The problem:
Repeat each line exactly, leaving nothing out.

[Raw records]
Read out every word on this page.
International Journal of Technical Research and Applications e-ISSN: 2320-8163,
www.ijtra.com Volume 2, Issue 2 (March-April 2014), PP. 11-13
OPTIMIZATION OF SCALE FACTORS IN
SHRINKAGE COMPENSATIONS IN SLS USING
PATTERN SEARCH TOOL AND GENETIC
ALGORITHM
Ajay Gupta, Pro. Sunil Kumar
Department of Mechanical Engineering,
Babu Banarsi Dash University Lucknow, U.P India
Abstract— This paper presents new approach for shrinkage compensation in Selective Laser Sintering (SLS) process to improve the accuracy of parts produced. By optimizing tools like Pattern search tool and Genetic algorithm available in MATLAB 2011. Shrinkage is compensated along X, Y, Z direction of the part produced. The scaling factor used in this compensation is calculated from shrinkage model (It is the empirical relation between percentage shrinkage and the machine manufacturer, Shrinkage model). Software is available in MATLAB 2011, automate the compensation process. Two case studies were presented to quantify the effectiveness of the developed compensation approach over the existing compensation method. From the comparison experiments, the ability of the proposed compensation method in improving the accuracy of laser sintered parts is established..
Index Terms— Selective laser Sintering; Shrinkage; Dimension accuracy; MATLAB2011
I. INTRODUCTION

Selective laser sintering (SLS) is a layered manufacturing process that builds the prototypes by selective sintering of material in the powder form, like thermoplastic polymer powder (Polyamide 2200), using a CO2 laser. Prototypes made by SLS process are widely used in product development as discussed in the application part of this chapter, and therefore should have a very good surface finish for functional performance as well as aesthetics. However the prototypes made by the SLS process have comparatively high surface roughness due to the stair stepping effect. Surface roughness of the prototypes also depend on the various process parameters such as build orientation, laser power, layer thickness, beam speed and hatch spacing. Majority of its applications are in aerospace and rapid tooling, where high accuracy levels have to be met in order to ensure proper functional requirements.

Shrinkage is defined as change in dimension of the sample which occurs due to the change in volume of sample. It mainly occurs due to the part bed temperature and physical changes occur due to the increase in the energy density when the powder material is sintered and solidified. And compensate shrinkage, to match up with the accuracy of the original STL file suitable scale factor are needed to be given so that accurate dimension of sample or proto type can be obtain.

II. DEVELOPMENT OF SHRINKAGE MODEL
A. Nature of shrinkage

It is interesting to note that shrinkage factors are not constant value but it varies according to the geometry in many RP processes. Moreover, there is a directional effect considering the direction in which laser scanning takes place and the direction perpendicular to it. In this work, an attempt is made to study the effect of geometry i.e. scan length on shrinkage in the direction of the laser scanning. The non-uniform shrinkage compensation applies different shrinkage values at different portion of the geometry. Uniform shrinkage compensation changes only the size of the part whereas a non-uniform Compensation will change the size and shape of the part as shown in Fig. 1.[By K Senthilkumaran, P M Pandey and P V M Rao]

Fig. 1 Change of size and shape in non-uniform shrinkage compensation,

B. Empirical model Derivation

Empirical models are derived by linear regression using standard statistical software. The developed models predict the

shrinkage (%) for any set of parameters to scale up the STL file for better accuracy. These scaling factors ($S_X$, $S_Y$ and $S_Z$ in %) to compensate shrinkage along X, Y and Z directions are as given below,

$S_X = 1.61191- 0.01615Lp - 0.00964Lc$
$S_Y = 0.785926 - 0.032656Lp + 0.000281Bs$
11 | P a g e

Written response:
Read out every word on this page.
International Journal of Technical Research and Applications e-ISSN: 2320-8163,
www.ijtra.com Volume 2, Issue 2 (March-April 2014), PP. 11-13
OPTIMIZATION OF SCALE FACTORS IN
SHRINKAGE COMPENSATIONS IN SLS USING
PATTERN SEARCH TOOL AND GENETIC
ALGORITHM
Ajay Gupta, Pro. Sunil Kumar
Department of Mechanical Engineering,
Babu Banarsi Dash University Lucknow, U.P India
Abstract— This paper presents new approach for shrinkage compensation in Selective Laser Sintering (SLS) process to improve the accuracy of parts produced. By optimizing tools like Pattern search tool and Genetic algorithm available in MATLAB 2011. Shrinkage is compensated along X, Y, Z direction of the part produced. The scaling factor used in this compensation is calculated from shrinkage model (It is the empirical relation between percentage shrinkage and the machine manufacturer, Shrinkage model). Software is available in MATLAB 2011, automate the compensation process. Two case studies were presented to quantify the effectiveness of the developed compensation approach over the existing compensation method. From the comparison experiments, the ability of the proposed compensation method in improving the accuracy of laser sintered parts is established..
Index Terms— Selective laser Sintering; Shrinkage; Dimension accuracy; MATLAB2011
I. INTRODUCTION

Selective laser sintering (SLS) is a layered manufacturing process that builds the prototypes by selective sintering of material in the powder form, like thermoplastic polymer powder (Polyamide 2200), using a CO2 laser. Prototypes made by SLS process are widely used in product development as discussed in the application part of this chapter, and therefore should have a very good surface finish for functional performance as well as aesthetics. However the prototypes made by the SLS process have comparatively high surface roughness due to the stair stepping effect. Surface roughness of the prototypes also depend on the various process parameters such as build orientation, laser power, layer thickness, beam speed and hatch spacing. Majority of its applications are in aerospace and rapid tooling, where high accuracy levels have to be met in order to ensure proper functional requirements.

Shrinkage is defined as change in dimension of the sample which occurs due to the change in volume of sample. It mainly occurs due to the part bed temperature and physical changes occur due to the increase in the energy density when the powder material is sintered and solidified. And compensate shrinkage, to match up with the accuracy of the original STL file suitable scale factor are needed to be given so that accurate dimension of sample or proto type can be obtain.

II. DEVELOPMENT OF SHRINKAGE MODEL
A. Nature of shrinkage

It is interesting to note that shrinkage factors are not constant value but it varies according to the geometry in many RP processes. Moreover, there is a directional effect considering the direction in which laser scanning takes place and the direction perpendicular to it. In this work, an attempt is made to study the effect of geometry i.e. scan length on shrinkage in the direction of the laser scanning. The non-uniform shrinkage compensation applies different shrinkage values at different portion of the geometry. Uniform shrinkage compensation changes only the size of the part whereas a non-uniform Compensation will change the size and shape of the part as shown in Fig. 1.[By K Senthilkumaran, P M Pandey and P V M Rao]

Fig. 1 Change of size and shape in non-uniform shrinkage compensation,

B. Empirical model Derivation

Empirical models are derived by linear regression using standard statistical software. The developed models predict the

shrinkage (%) for any set of parameters to scale up the STL file for better accuracy. These scaling factors ($S_X$, $S_Y$ and $S_Z$ in %) to compensate shrinkage along X, Y and Z directions are as given below,

$S_X = 1.61191- 0.01615Lp - 0.00964Lc$
$S_Y = 0.785926 - 0.032656Lp + 0.000281Bs$
11 | P a g e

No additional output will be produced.